◆ **PROBLEM DESCRIPTION**: All the data should come back exactly as it was given.

◆ **PROVIDED DATA**:
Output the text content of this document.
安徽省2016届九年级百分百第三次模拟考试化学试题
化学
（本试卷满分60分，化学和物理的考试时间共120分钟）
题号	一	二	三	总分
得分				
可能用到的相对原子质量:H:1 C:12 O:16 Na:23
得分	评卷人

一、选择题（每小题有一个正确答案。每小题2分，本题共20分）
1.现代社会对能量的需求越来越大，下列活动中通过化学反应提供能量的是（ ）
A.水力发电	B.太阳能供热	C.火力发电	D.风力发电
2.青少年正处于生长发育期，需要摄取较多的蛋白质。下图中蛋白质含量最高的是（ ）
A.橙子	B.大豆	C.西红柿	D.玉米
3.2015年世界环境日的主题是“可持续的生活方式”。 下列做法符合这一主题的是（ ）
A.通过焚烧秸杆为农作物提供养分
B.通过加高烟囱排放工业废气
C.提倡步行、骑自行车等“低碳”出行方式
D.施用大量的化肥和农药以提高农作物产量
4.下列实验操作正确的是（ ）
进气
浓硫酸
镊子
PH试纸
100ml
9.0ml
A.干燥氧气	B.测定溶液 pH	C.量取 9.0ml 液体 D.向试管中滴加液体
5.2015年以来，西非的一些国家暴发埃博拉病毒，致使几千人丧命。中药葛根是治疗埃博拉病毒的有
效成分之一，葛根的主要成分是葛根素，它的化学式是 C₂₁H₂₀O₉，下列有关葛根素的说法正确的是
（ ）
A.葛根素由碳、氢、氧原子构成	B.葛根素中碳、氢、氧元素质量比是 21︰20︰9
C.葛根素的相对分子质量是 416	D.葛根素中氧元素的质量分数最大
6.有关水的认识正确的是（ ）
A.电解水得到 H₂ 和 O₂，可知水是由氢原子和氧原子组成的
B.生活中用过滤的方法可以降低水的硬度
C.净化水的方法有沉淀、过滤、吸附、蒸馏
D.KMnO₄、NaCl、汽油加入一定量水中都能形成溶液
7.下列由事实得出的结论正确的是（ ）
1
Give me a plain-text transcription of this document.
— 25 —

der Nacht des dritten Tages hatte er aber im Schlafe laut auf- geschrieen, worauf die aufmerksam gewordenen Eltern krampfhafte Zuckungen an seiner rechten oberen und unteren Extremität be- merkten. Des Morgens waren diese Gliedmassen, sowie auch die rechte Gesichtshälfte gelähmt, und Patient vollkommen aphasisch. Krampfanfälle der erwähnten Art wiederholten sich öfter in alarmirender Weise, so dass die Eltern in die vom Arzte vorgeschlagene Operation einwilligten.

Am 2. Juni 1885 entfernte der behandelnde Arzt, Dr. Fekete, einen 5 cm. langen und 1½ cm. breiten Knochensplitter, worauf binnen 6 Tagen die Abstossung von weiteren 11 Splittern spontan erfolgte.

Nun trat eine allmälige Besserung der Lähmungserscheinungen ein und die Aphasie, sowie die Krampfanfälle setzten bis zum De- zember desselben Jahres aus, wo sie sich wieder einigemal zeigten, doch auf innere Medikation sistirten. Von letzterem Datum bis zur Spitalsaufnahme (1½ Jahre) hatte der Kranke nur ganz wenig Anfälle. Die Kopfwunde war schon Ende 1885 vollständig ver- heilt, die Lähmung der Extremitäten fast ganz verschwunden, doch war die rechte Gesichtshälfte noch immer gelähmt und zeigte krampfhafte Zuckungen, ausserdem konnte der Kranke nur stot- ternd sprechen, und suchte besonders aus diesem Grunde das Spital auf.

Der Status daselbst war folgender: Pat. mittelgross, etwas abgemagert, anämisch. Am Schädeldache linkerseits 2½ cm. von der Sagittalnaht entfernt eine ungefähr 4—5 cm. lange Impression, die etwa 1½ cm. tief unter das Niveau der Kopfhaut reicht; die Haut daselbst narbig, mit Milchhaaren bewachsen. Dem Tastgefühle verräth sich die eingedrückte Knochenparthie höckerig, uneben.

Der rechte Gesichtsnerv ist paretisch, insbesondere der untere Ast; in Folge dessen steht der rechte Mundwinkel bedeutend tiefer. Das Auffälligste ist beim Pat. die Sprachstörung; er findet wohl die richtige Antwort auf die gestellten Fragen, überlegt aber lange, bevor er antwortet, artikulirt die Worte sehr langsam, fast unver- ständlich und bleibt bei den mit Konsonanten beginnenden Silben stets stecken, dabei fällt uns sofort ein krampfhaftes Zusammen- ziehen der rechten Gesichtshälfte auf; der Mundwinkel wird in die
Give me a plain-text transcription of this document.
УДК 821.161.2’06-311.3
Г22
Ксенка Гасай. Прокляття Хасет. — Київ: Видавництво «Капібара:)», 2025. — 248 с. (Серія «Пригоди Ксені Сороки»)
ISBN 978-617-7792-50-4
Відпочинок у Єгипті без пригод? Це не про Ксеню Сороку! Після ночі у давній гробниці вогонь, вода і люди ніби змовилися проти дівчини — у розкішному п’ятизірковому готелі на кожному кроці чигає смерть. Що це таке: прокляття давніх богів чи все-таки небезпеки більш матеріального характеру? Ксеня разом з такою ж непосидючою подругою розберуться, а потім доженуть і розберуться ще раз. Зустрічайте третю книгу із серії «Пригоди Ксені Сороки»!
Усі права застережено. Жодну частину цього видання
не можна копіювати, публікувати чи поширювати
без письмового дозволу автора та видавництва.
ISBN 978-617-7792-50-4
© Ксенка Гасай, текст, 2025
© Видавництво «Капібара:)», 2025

◆ **OUTPUT FOR THIS TASK**:
Output the text content of this document.
安徽省2016届九年级百分百第三次模拟考试化学试题
化学
（本试卷满分60分，化学和物理的考试时间共120分钟）
题号	一	二	三	总分
得分				
可能用到的相对原子质量:H:1 C:12 O:16 Na:23
得分	评卷人

一、选择题（每小题有一个正确答案。每小题2分，本题共20分）
1.现代社会对能量的需求越来越大，下列活动中通过化学反应提供能量的是（ ）
A.水力发电	B.太阳能供热	C.火力发电	D.风力发电
2.青少年正处于生长发育期，需要摄取较多的蛋白质。下图中蛋白质含量最高的是（ ）
A.橙子	B.大豆	C.西红柿	D.玉米
3.2015年世界环境日的主题是“可持续的生活方式”。 下列做法符合这一主题的是（ ）
A.通过焚烧秸杆为农作物提供养分
B.通过加高烟囱排放工业废气
C.提倡步行、骑自行车等“低碳”出行方式
D.施用大量的化肥和农药以提高农作物产量
4.下列实验操作正确的是（ ）
进气
浓硫酸
镊子
PH试纸
100ml
9.0ml
A.干燥氧气	B.测定溶液 pH	C.量取 9.0ml 液体 D.向试管中滴加液体
5.2015年以来，西非的一些国家暴发埃博拉病毒，致使几千人丧命。中药葛根是治疗埃博拉病毒的有
效成分之一，葛根的主要成分是葛根素，它的化学式是 C₂₁H₂₀O₉，下列有关葛根素的说法正确的是
（ ）
A.葛根素由碳、氢、氧原子构成	B.葛根素中碳、氢、氧元素质量比是 21︰20︰9
C.葛根素的相对分子质量是 416	D.葛根素中氧元素的质量分数最大
6.有关水的认识正确的是（ ）
A.电解水得到 H₂ 和 O₂，可知水是由氢原子和氧原子组成的
B.生活中用过滤的方法可以降低水的硬度
C.净化水的方法有沉淀、过滤、吸附、蒸馏
D.KMnO₄、NaCl、汽油加入一定量水中都能形成溶液
7.下列由事实得出的结论正确的是（ ）
1
Give me a plain-text transcription of this document.
— 25 —

der Nacht des dritten Tages hatte er aber im Schlafe laut auf- geschrieen, worauf die aufmerksam gewordenen Eltern krampfhafte Zuckungen an seiner rechten oberen und unteren Extremität be- merkten. Des Morgens waren diese Gliedmassen, sowie auch die rechte Gesichtshälfte gelähmt, und Patient vollkommen aphasisch. Krampfanfälle der erwähnten Art wiederholten sich öfter in alarmirender Weise, so dass die Eltern in die vom Arzte vorgeschlagene Operation einwilligten.

Am 2. Juni 1885 entfernte der behandelnde Arzt, Dr. Fekete, einen 5 cm. langen und 1½ cm. breiten Knochensplitter, worauf binnen 6 Tagen die Abstossung von weiteren 11 Splittern spontan erfolgte.

Nun trat eine allmälige Besserung der Lähmungserscheinungen ein und die Aphasie, sowie die Krampfanfälle setzten bis zum De- zember desselben Jahres aus, wo sie sich wieder einigemal zeigten, doch auf innere Medikation sistirten. Von letzterem Datum bis zur Spitalsaufnahme (1½ Jahre) hatte der Kranke nur ganz wenig Anfälle. Die Kopfwunde war schon Ende 1885 vollständig ver- heilt, die Lähmung der Extremitäten fast ganz verschwunden, doch war die rechte Gesichtshälfte noch immer gelähmt und zeigte krampfhafte Zuckungen, ausserdem konnte der Kranke nur stot- ternd sprechen, und suchte besonders aus diesem Grunde das Spital auf.

Der Status daselbst war folgender: Pat. mittelgross, etwas abgemagert, anämisch. Am Schädeldache linkerseits 2½ cm. von der Sagittalnaht entfernt eine ungefähr 4—5 cm. lange Impression, die etwa 1½ cm. tief unter das Niveau der Kopfhaut reicht; die Haut daselbst narbig, mit Milchhaaren bewachsen. Dem Tastgefühle verräth sich die eingedrückte Knochenparthie höckerig, uneben.

Der rechte Gesichtsnerv ist paretisch, insbesondere der untere Ast; in Folge dessen steht der rechte Mundwinkel bedeutend tiefer. Das Auffälligste ist beim Pat. die Sprachstörung; er findet wohl die richtige Antwort auf die gestellten Fragen, überlegt aber lange, bevor er antwortet, artikulirt die Worte sehr langsam, fast unver- ständlich und bleibt bei den mit Konsonanten beginnenden Silben stets stecken, dabei fällt uns sofort ein krampfhaftes Zusammen- ziehen der rechten Gesichtshälfte auf; der Mundwinkel wird in die
Give me a plain-text transcription of this document.
УДК 821.161.2’06-311.3
Г22
Ксенка Гасай. Прокляття Хасет. — Київ: Видавництво «Капібара:)», 2025. — 248 с. (Серія «Пригоди Ксені Сороки»)
ISBN 978-617-7792-50-4
Відпочинок у Єгипті без пригод? Це не про Ксеню Сороку! Після ночі у давній гробниці вогонь, вода і люди ніби змовилися проти дівчини — у розкішному п’ятизірковому готелі на кожному кроці чигає смерть. Що це таке: прокляття давніх богів чи все-таки небезпеки більш матеріального характеру? Ксеня разом з такою ж непосидючою подругою розберуться, а потім доженуть і розберуться ще раз. Зустрічайте третю книгу із серії «Пригоди Ксені Сороки»!
Усі права застережено. Жодну частину цього видання
не можна копіювати, публікувати чи поширювати
без письмового дозволу автора та видавництва.
ISBN 978-617-7792-50-4
© Ксенка Гасай, текст, 2025
© Видавництво «Капібара:)», 2025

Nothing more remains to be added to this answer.